Şanlıurfa’da hava sıcaklıklarının artması ile birlikte sulama kanallarında yaşanan boğulma vakaları vatandaşları tedirgin ediyor.
Son 10 gün içerisinde 6 kişinin sulama kanallarına düşerek hayatını kaybettiğini belirten Şanlıurfalı çiftçiler, kanal çevresinde alınan tedbirlerin yetersiz olduğunu, kanalların üzerinin kapatılması gerektiğini savundu.
Boğulma vakalarının en çok yaşandığı yer ise sulama kanallarının üzerinin açık olduğu Suruç ilçesi… İlçe merkezine 10 kilometre uzaklıkta bulunan Karataş Mahallesi’nde, Mehmet Emin Birişik (14) isimli çocuk, sulama kanalına düşerek hayatını kaybetmişti.
# # # #
* _Verilen istek A_
Sulama kanalı haberinden "Şanlıurfa’da hava sıcaklıklarının" ile başlayıp "düşerek hayatını kaybetmişti." dahil devam eden kısmı hiçbir şeyini değiştirmeden yazın.
# # # #
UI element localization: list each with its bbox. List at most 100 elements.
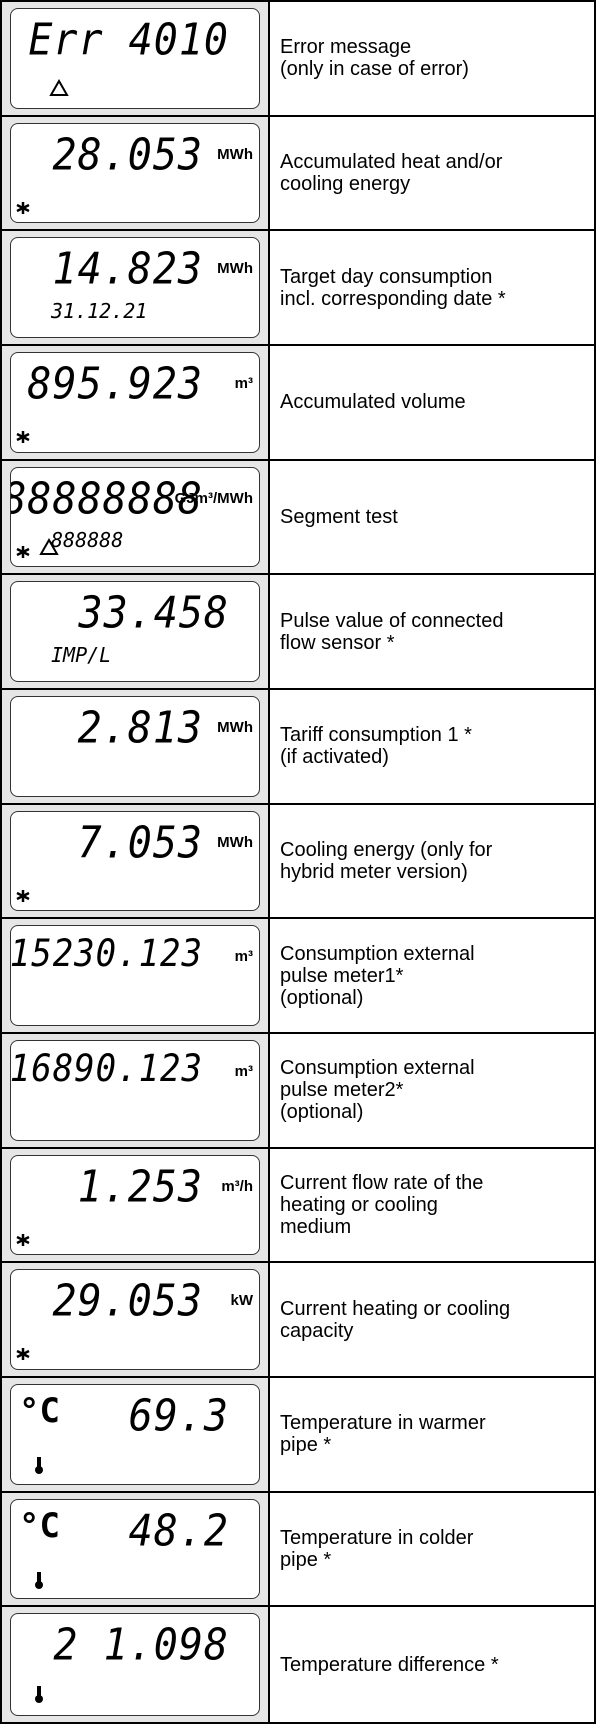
description-line: Tariff consumption 1 * — [280, 724, 594, 746]
description: Tariff consumption 1 *(if activated) — [270, 690, 594, 805]
description: Segment test — [270, 461, 594, 576]
icon-warn — [51, 81, 67, 95]
lcd-icons — [11, 1385, 260, 1485]
icon-star — [17, 202, 29, 214]
description-line: pulse meter1* — [280, 965, 594, 987]
description-line: incl. corresponding date * — [280, 288, 594, 310]
description-line: Temperature difference * — [280, 1654, 594, 1676]
lcd-icons — [11, 1156, 260, 1256]
description-line: (if activated) — [280, 746, 594, 768]
icon-star — [17, 1234, 29, 1246]
description-line: (only in case of error) — [280, 58, 594, 80]
lcd-icons — [11, 926, 260, 1026]
lcd-icons — [11, 1270, 260, 1370]
icon-star — [17, 890, 29, 902]
lcd-icons — [11, 238, 260, 338]
description-line: cooling energy — [280, 173, 594, 195]
lcd-icons — [11, 812, 260, 912]
description-line: (optional) — [280, 987, 594, 1009]
lcd-icons — [11, 697, 260, 797]
icon-star — [17, 1348, 29, 1360]
description-line: Target day consumption — [280, 266, 594, 288]
description: Temperature difference * — [270, 1607, 594, 1722]
page: {"table": {"rows": [ {"display": {"main"… — [0, 0, 596, 1724]
icon-warn — [41, 540, 57, 554]
description-line: capacity — [280, 1320, 594, 1342]
description-line: Error message — [280, 36, 594, 58]
description: Consumption externalpulse meter1*(option… — [270, 919, 594, 1034]
lcd-display: Err 4010 — [10, 8, 260, 109]
description-line: pipe * — [280, 1549, 594, 1571]
icon-therm — [35, 1686, 43, 1703]
icon-therm — [35, 1457, 43, 1474]
description-line: Segment test — [280, 506, 594, 528]
description-line: Consumption external — [280, 1057, 594, 1079]
lcd-icons — [11, 353, 260, 453]
lcd-icons — [11, 1500, 260, 1600]
description-line: Consumption external — [280, 943, 594, 965]
description-line: heating or cooling — [280, 1194, 594, 1216]
description-line: Temperature in warmer — [280, 1412, 594, 1434]
description-line: Temperature in colder — [280, 1527, 594, 1549]
description: Error message(only in case of error) — [270, 2, 594, 117]
description-line: Accumulated volume — [280, 391, 594, 413]
description-line: Accumulated heat and/or — [280, 151, 594, 173]
lcd-icons — [11, 124, 260, 224]
lcd-icons — [11, 582, 260, 682]
icon-therm — [35, 1572, 43, 1589]
description-line: medium — [280, 1216, 594, 1238]
description-line: pipe * — [280, 1434, 594, 1456]
icon-star — [17, 546, 29, 558]
icon-star — [17, 431, 29, 443]
table: Err 4010Error message(only in case of er… — [0, 0, 596, 1724]
lcd-display: 2.813MWh — [10, 696, 260, 797]
lcd-icons — [11, 9, 260, 109]
description-line: (optional) — [280, 1101, 594, 1123]
lcd-display: 2 1.098 — [10, 1613, 260, 1716]
lcd-icons — [11, 1041, 260, 1141]
description-line: hybrid meter version) — [280, 861, 594, 883]
display-cell: 16890.123m³ — [2, 1034, 270, 1149]
display-cell: Err 4010 — [2, 2, 270, 117]
description-line: Cooling energy (only for — [280, 839, 594, 861]
display-cell: 2 1.098 — [2, 1607, 270, 1722]
lcd-icons — [11, 1614, 260, 1714]
lcd-icons — [11, 468, 260, 568]
description-line: Current flow rate of the — [280, 1172, 594, 1194]
description-line: flow sensor * — [280, 632, 594, 654]
description-line: pulse meter2* — [280, 1079, 594, 1101]
display-cell: °C69.3 — [2, 1378, 270, 1493]
description-line: Pulse value of connected — [280, 610, 594, 632]
display-cell: 15230.123m³ — [2, 919, 270, 1034]
description-line: Current heating or cooling — [280, 1298, 594, 1320]
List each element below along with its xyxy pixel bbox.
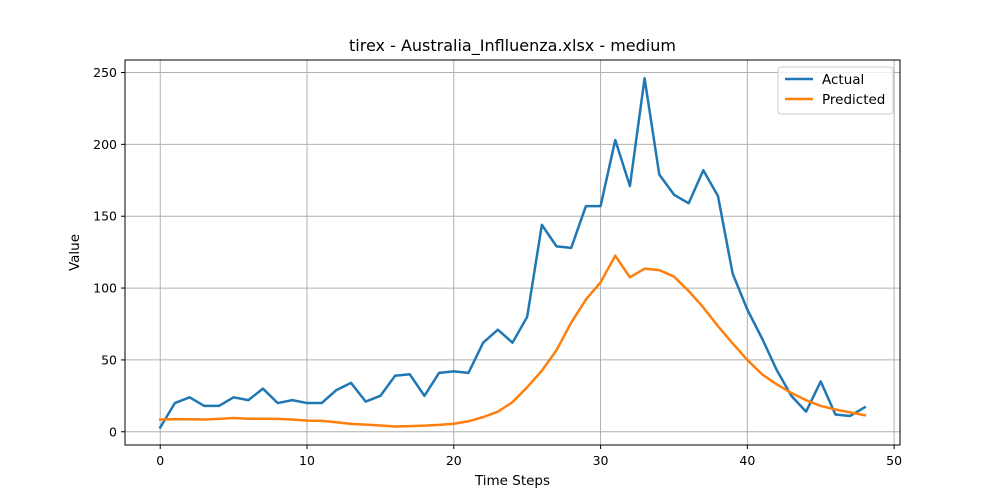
y-tick-label: 0 bbox=[109, 424, 117, 439]
grid bbox=[125, 60, 900, 445]
legend-label-predicted: Predicted bbox=[822, 92, 885, 108]
legend: Actual Predicted bbox=[777, 66, 894, 115]
x-tick-label: 50 bbox=[886, 453, 902, 468]
series-lines bbox=[158, 77, 867, 430]
y-tick-label: 50 bbox=[101, 352, 117, 367]
y-tick-label: 100 bbox=[93, 281, 117, 296]
x-tick-label: 10 bbox=[299, 453, 315, 468]
axis-ticks: 0 10 20 30 40 50 0 50 100 150 200 250 bbox=[93, 65, 902, 468]
series-line-actual bbox=[158, 77, 867, 430]
chart-title: tirex - Australia_Inflluenza.xlsx - medi… bbox=[349, 36, 676, 56]
x-tick-label: 40 bbox=[739, 453, 755, 468]
plot-frame bbox=[124, 59, 901, 446]
legend-label-actual: Actual bbox=[822, 72, 864, 88]
y-tick-label: 150 bbox=[93, 209, 117, 224]
y-tick-label: 200 bbox=[93, 137, 117, 152]
x-axis-label: Time Steps bbox=[474, 473, 550, 489]
y-axis-label: Value bbox=[67, 234, 83, 271]
y-tick-label: 250 bbox=[93, 65, 117, 80]
x-tick-label: 20 bbox=[446, 453, 462, 468]
x-tick-label: 30 bbox=[593, 453, 609, 468]
x-tick-label: 0 bbox=[156, 453, 164, 468]
series-line-predicted bbox=[158, 254, 867, 428]
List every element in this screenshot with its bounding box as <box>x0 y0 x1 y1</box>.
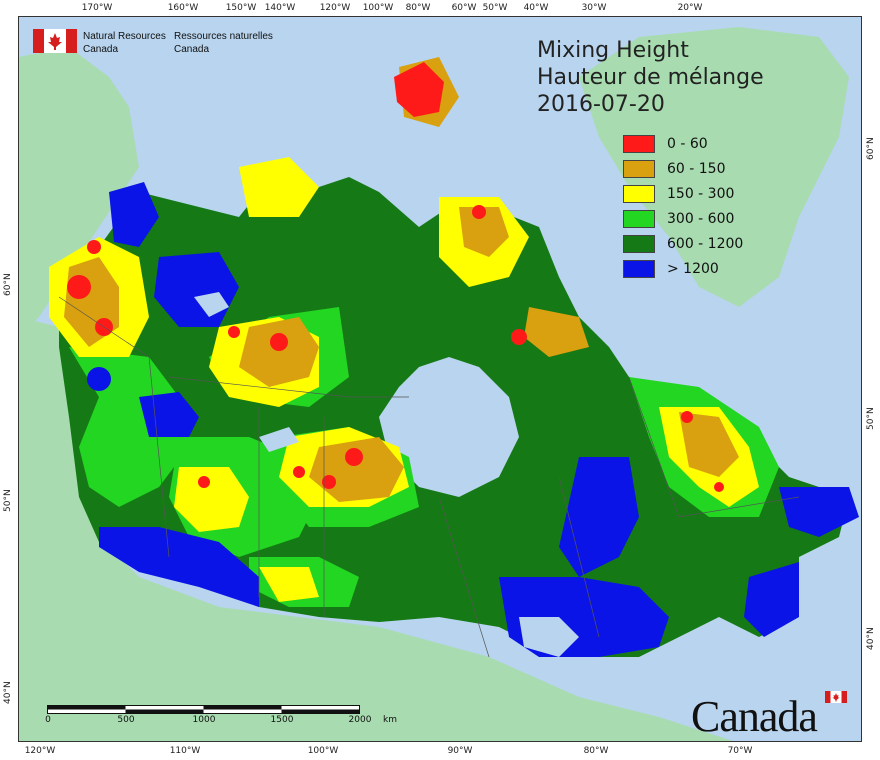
scale-label-2000: 2000 <box>348 715 372 725</box>
map-title: Mixing Height Hauteur de mélange 2016-07… <box>537 37 764 118</box>
land-alaska-west <box>19 47 139 337</box>
mixing-height-map <box>19 17 861 741</box>
top-tick-150w: 150°W <box>225 3 257 13</box>
region-0-60-spot <box>198 476 210 488</box>
scale-label-500: 500 <box>117 715 135 725</box>
bottom-tick-80w: 80°W <box>583 746 609 756</box>
region-150-300-alberta <box>174 467 249 532</box>
region-0-60-spot <box>714 482 724 492</box>
region-gt-1200-maritimes <box>744 562 799 637</box>
region-0-60-spot <box>472 205 486 219</box>
bottom-tick-70w: 70°W <box>727 746 753 756</box>
legend-label: 600 - 1200 <box>667 236 744 252</box>
great-lakes <box>519 617 579 657</box>
agency-name-en: Natural Resources Canada <box>83 30 166 56</box>
scale-label-1500: 1500 <box>270 715 294 725</box>
legend-label: 60 - 150 <box>667 161 726 177</box>
region-0-60-spot <box>511 329 527 345</box>
region-gt-1200-spot <box>87 367 111 391</box>
region-gt-1200-arctic <box>109 182 159 247</box>
legend-label: 300 - 600 <box>667 211 735 227</box>
bottom-tick-90w: 90°W <box>447 746 473 756</box>
region-60-150-nwt <box>239 317 319 387</box>
canada-flag-icon <box>33 29 77 53</box>
top-tick-80w: 80°W <box>405 3 431 13</box>
hudson-bay <box>379 357 519 497</box>
region-0-60-spot <box>228 326 240 338</box>
legend-swatch <box>623 235 655 253</box>
region-0-60-spot <box>67 275 91 299</box>
region-0-60-spot <box>270 333 288 351</box>
legend-swatch <box>623 210 655 228</box>
region-gt-1200-quebec <box>559 457 639 577</box>
top-tick-120w: 120°W <box>319 3 351 13</box>
left-tick-60n: 60°N <box>3 273 13 296</box>
scale-bar: 0 500 1000 1500 2000 km <box>45 705 397 729</box>
top-tick-50w: 50°W <box>482 3 508 13</box>
land-usa <box>19 317 733 741</box>
scale-label-0: 0 <box>45 715 51 725</box>
legend-label: 150 - 300 <box>667 186 735 202</box>
top-tick-30w: 30°W <box>581 3 607 13</box>
great-bear-lake <box>194 292 229 317</box>
bottom-tick-120w: 120°W <box>24 746 56 756</box>
legend-label: 0 - 60 <box>667 136 708 152</box>
top-tick-40w: 40°W <box>523 3 549 13</box>
legend-swatch <box>623 135 655 153</box>
scale-bar-graphic <box>47 705 360 714</box>
region-0-60-spot <box>322 475 336 489</box>
region-150-300-south <box>259 567 319 602</box>
title-date: 2016-07-20 <box>537 92 665 117</box>
region-0-60-spot <box>681 411 693 423</box>
agency-fr-line1: Ressources naturelles <box>174 31 273 42</box>
top-tick-140w: 140°W <box>264 3 296 13</box>
region-60-150-quebec <box>679 412 739 477</box>
region-0-60-ellesmere <box>394 62 444 117</box>
top-tick-170w: 170°W <box>81 3 113 13</box>
agency-en-line1: Natural Resources <box>83 31 166 42</box>
legend-label: > 1200 <box>667 261 719 277</box>
left-tick-50n: 50°N <box>3 489 13 512</box>
right-tick-60n: 60°N <box>866 137 876 160</box>
map-panel: Natural Resources Canada Ressources natu… <box>18 16 862 742</box>
bottom-tick-110w: 110°W <box>169 746 201 756</box>
left-tick-40n: 40°N <box>3 681 13 704</box>
top-tick-100w: 100°W <box>362 3 394 13</box>
scale-unit: km <box>383 715 397 725</box>
agency-en-line2: Canada <box>83 44 119 55</box>
bottom-tick-100w: 100°W <box>307 746 339 756</box>
legend-swatch <box>623 260 655 278</box>
agency-fr-line2: Canada <box>174 44 210 55</box>
agency-name-fr: Ressources naturelles Canada <box>174 30 273 56</box>
top-tick-160w: 160°W <box>167 3 199 13</box>
region-gt-1200-alberta <box>139 392 199 437</box>
legend-swatch <box>623 185 655 203</box>
region-150-300-arctic <box>239 157 319 217</box>
right-tick-40n: 40°N <box>866 627 876 650</box>
region-gt-1200-south-bc <box>99 527 259 607</box>
title-fr: Hauteur de mélange <box>537 65 764 90</box>
land-greenland <box>579 27 849 307</box>
right-tick-50n: 50°N <box>866 407 876 430</box>
region-0-60-spot <box>87 240 101 254</box>
region-0-60-spot <box>293 466 305 478</box>
legend-swatch <box>623 160 655 178</box>
region-60-150-baffin <box>459 207 509 257</box>
provincial-boundaries <box>58 296 800 658</box>
region-60-150-baffin-south <box>524 307 589 357</box>
title-en: Mixing Height <box>537 38 689 63</box>
top-tick-60w: 60°W <box>451 3 477 13</box>
region-0-60-spot <box>345 448 363 466</box>
wordmark-flag-icon <box>825 691 847 703</box>
canada-wordmark: Canada <box>691 692 818 741</box>
lake-athabasca <box>259 427 299 452</box>
top-tick-20w: 20°W <box>677 3 703 13</box>
region-gt-1200-newfoundland <box>779 487 859 537</box>
scale-label-1000: 1000 <box>192 715 216 725</box>
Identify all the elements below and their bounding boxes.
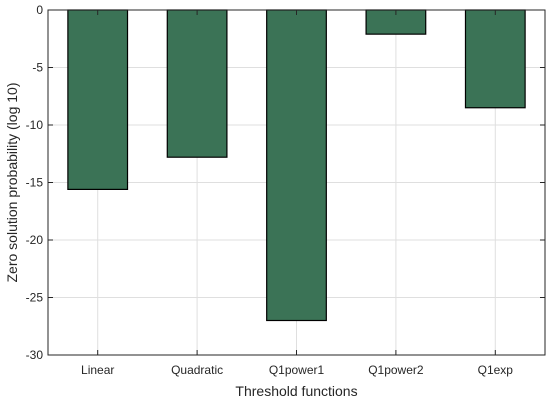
bar-quadratic: [166, 9, 228, 158]
x-tick-label: Q1exp: [478, 363, 514, 377]
x-tick-label: Quadratic: [171, 363, 223, 377]
x-tick-label: Q1power1: [269, 363, 325, 377]
x-tick-label: Q1power2: [368, 363, 424, 377]
y-tick-label: -30: [26, 348, 44, 362]
y-tick-label: -10: [26, 118, 44, 132]
bars-group: [67, 9, 526, 322]
bar-q1power1: [266, 9, 327, 322]
y-tick-label: -5: [32, 61, 43, 75]
x-tick-label: Linear: [81, 363, 114, 377]
y-tick-label: -20: [26, 233, 44, 247]
y-tick-label: -25: [26, 291, 44, 305]
bar-q1exp: [464, 9, 526, 109]
bar-linear: [67, 9, 129, 190]
y-tick-label: 0: [36, 3, 43, 17]
y-tick-label: -15: [26, 176, 44, 190]
x-axis-title: Threshold functions: [235, 383, 357, 399]
y-axis-title: Zero solution probability (log 10): [4, 83, 20, 283]
x-axis: Linear Quadratic Q1power1 Q1power2 Q1exp: [81, 10, 513, 377]
y-axis: 0 -5 -10 -15 -20 -25 -30: [26, 3, 545, 362]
# # # #
* _Verilen istek B_
Verilen satırlarda "description-line: Tariff consumption" geçen satırdan başlayıp "lcd-icons — [11, 582, 260, 682]" geçen satır da dahil devam eden satırları yalnızca bunlar olacak şekilde tekrar verin. Bu satırlarda "icon-star" ifadesini "star-icon" olarak yeniden adlandırın, geri kalan her şeyi aynen bırakın.

* _Beklenen çıktı A_
Şanlıurfa’da hava sıcaklıklarının artması ile birlikte sulama kanallarında yaşanan boğulma vakaları vatandaşları tedirgin ediyor.
Son 10 gün içerisinde 6 kişinin sulama kanallarına düşerek hayatını kaybettiğini belirten Şanlıurfalı çiftçiler, kanal çevresinde alınan tedbirlerin yetersiz olduğunu, kanalların üzerinin kapatılması gerektiğini savundu.
Boğulma vakalarının en çok yaşandığı yer ise sulama kanallarının üzerinin açık olduğu Suruç ilçesi… İlçe merkezine 10 kilometre uzaklıkta bulunan Karataş Mahallesi’nde, Mehmet Emin Birişik (14) isimli çocuk, sulama kanalına düşerek hayatını kaybetmişti.

* _Beklenen çıktı B_
description-line: Tariff consumption 1 * — [280, 724, 594, 746]
description: Tariff consumption 1 *(if activated) — [270, 690, 594, 805]
description: Segment test — [270, 461, 594, 576]
icon-warn — [51, 81, 67, 95]
lcd-icons — [11, 1385, 260, 1485]
star-icon — [17, 202, 29, 214]
description-line: pulse meter1* — [280, 965, 594, 987]
description-line: incl. corresponding date * — [280, 288, 594, 310]
description-line: Temperature difference * — [280, 1654, 594, 1676]
lcd-icons — [11, 1156, 260, 1256]
description-line: (if activated) — [280, 746, 594, 768]
star-icon — [17, 1234, 29, 1246]
description-line: (only in case of error) — [280, 58, 594, 80]
lcd-icons — [11, 926, 260, 1026]
lcd-icons — [11, 1270, 260, 1370]
star-icon — [17, 890, 29, 902]
lcd-icons — [11, 238, 260, 338]
description-line: cooling energy — [280, 173, 594, 195]
lcd-icons — [11, 812, 260, 912]
description-line: (optional) — [280, 987, 594, 1009]
lcd-icons — [11, 697, 260, 797]
star-icon — [17, 1348, 29, 1360]
description-line: Target day consumption — [280, 266, 594, 288]
description: Temperature difference * — [270, 1607, 594, 1722]
page: {"table": {"rows": [ {"display": {"main"… — [0, 0, 596, 1724]
icon-warn — [41, 540, 57, 554]
description-line: capacity — [280, 1320, 594, 1342]
description-line: Error message — [280, 36, 594, 58]
description: Consumption externalpulse meter1*(option… — [270, 919, 594, 1034]
lcd-display: Err 4010 — [10, 8, 260, 109]
description-line: pipe * — [280, 1549, 594, 1571]
icon-therm — [35, 1686, 43, 1703]
icon-therm — [35, 1457, 43, 1474]
description-line: Segment test — [280, 506, 594, 528]
description-line: Consumption external — [280, 1057, 594, 1079]
lcd-icons — [11, 353, 260, 453]
lcd-icons — [11, 1500, 260, 1600]
description-line: Consumption external — [280, 943, 594, 965]
description-line: heating or cooling — [280, 1194, 594, 1216]
description-line: Temperature in warmer — [280, 1412, 594, 1434]
description-line: Temperature in colder — [280, 1527, 594, 1549]
description: Error message(only in case of error) — [270, 2, 594, 117]
description-line: Accumulated volume — [280, 391, 594, 413]
description-line: Accumulated heat and/or — [280, 151, 594, 173]
lcd-icons — [11, 124, 260, 224]
lcd-icons — [11, 582, 260, 682]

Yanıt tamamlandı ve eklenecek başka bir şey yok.